Take each line that has the word "Canada" and return it.

**RECORDS SUPPLIED:**
# # # # # # #
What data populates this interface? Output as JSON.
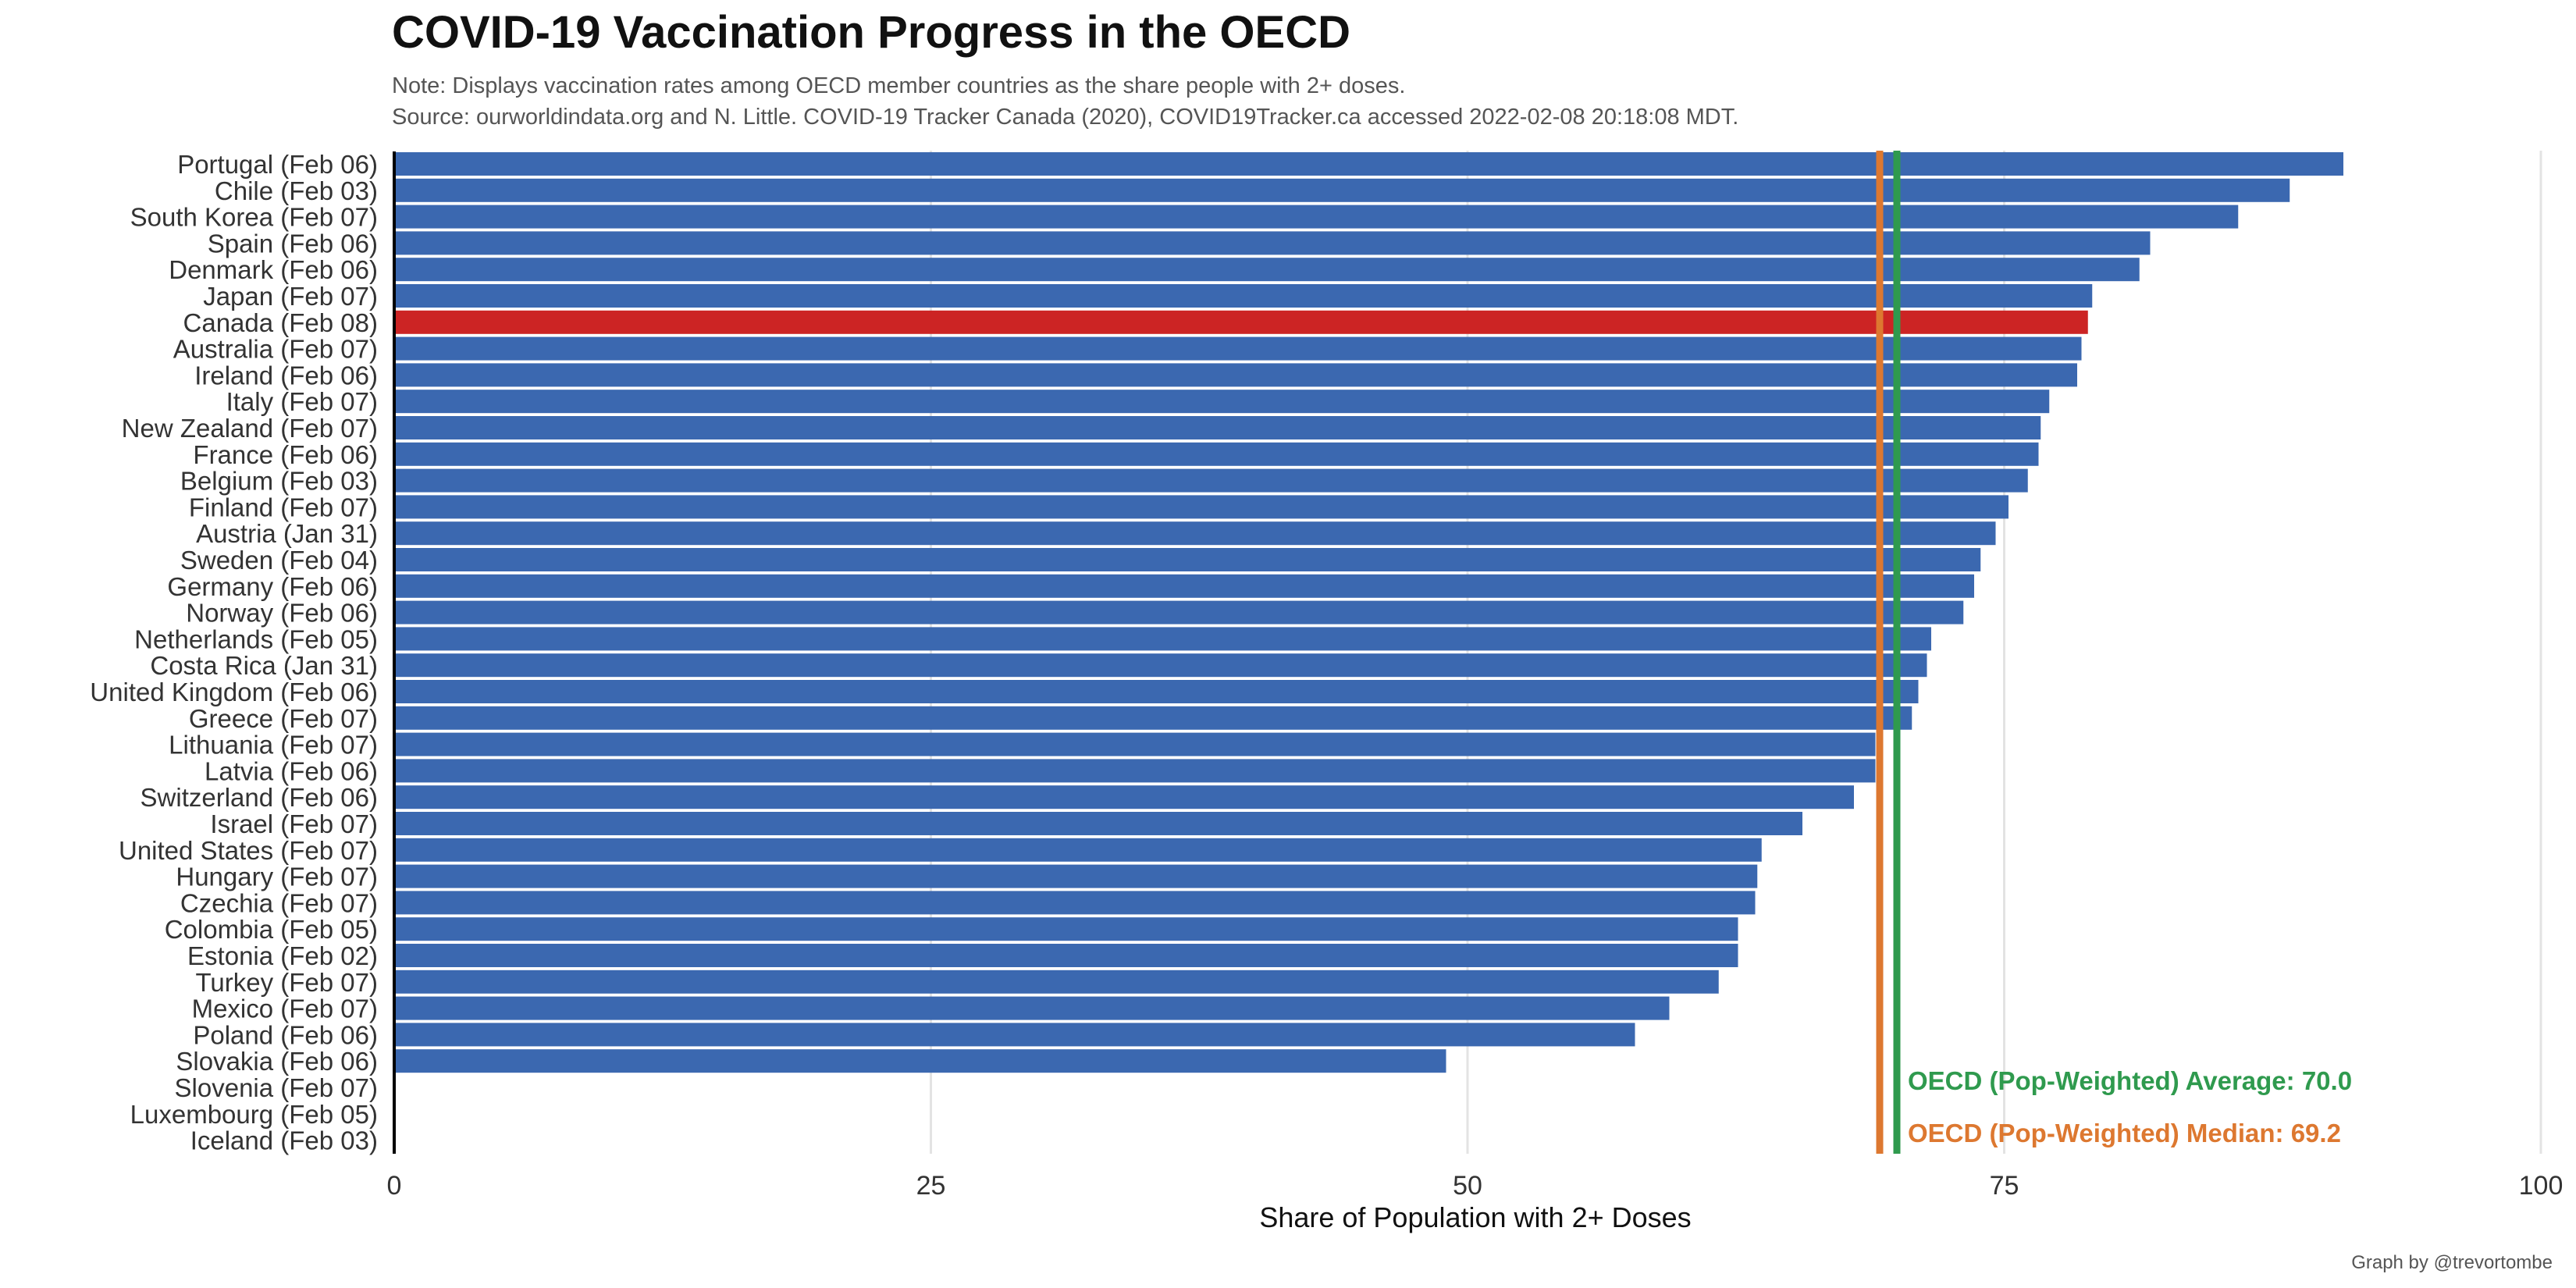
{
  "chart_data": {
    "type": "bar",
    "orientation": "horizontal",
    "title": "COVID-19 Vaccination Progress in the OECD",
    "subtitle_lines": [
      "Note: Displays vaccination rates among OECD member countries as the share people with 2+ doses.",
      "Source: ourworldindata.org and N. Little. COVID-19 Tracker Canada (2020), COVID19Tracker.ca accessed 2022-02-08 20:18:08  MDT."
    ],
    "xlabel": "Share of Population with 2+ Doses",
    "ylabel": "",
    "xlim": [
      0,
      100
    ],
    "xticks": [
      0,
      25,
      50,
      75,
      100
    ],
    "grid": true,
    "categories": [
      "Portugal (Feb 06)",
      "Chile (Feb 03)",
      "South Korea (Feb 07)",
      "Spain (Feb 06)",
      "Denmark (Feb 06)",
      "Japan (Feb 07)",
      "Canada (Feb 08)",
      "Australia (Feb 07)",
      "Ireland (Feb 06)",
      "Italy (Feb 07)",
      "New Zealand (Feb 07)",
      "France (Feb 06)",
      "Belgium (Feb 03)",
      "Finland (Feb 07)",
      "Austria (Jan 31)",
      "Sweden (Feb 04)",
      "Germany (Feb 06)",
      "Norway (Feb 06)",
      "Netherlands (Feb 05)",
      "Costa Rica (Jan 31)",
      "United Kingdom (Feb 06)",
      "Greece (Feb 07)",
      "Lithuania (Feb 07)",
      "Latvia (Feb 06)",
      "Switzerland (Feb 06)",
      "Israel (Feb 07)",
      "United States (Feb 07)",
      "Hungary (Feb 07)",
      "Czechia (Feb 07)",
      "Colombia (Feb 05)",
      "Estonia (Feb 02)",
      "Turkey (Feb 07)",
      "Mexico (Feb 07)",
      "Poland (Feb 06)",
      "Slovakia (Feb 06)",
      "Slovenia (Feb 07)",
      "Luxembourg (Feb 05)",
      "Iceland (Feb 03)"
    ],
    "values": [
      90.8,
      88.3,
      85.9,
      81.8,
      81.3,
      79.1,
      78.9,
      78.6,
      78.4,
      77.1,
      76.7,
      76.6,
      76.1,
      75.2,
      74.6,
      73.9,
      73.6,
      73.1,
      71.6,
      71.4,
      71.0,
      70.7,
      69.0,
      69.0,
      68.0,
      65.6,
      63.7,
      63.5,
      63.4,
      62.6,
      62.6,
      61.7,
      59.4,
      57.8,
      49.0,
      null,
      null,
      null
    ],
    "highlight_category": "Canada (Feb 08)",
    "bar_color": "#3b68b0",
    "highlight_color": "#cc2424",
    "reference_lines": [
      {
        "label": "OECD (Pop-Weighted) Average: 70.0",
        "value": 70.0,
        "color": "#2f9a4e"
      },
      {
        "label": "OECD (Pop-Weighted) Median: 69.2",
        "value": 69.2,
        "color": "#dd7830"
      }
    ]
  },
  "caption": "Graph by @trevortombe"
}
# # # # # # #
**EXERCISE RESPONSE:**
      "Source: ourworldindata.org and N. Little. COVID-19 Tracker Canada (2020), COVID19Tracker.ca accessed 2022-02-08 20:18:08  MDT."
      "Canada (Feb 08)",
    "highlight_category": "Canada (Feb 08)",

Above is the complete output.